WORK TO BE COMPLETED → Pick out and copy every line below that has the word "中国出现人口萎缩的城市比例".

---

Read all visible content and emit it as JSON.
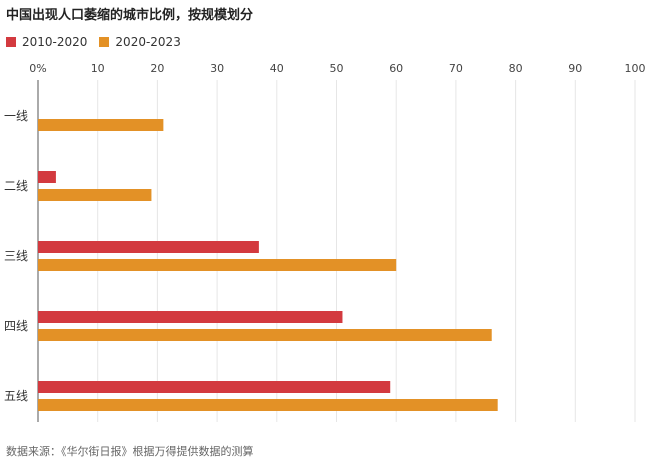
{
  "title": "中国出现人口萎缩的城市比例，按规模划分",
  "source": "数据来源：《华尔街日报》根据万得提供数据的测算",
  "colors": {
    "series1": "#d33a3f",
    "series2": "#e39126",
    "grid": "#e6e6e6",
    "axis": "#555555"
  },
  "chart_data": {
    "type": "bar",
    "orientation": "horizontal",
    "title": "中国出现人口萎缩的城市比例，按规模划分",
    "categories": [
      "一线",
      "二线",
      "三线",
      "四线",
      "五线"
    ],
    "series": [
      {
        "name": "2010-2020",
        "values": [
          0,
          3,
          37,
          51,
          59
        ]
      },
      {
        "name": "2020-2023",
        "values": [
          21,
          19,
          60,
          76,
          77
        ]
      }
    ],
    "xlim": [
      0,
      100
    ],
    "xticks": [
      "0%",
      "10",
      "20",
      "30",
      "40",
      "50",
      "60",
      "70",
      "80",
      "90",
      "100"
    ],
    "grid": true,
    "legend": "top-left"
  }
}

---

TASK ANSWER →
  "title": "中国出现人口萎缩的城市比例，按规模划分",
    "title": "中国出现人口萎缩的城市比例，按规模划分",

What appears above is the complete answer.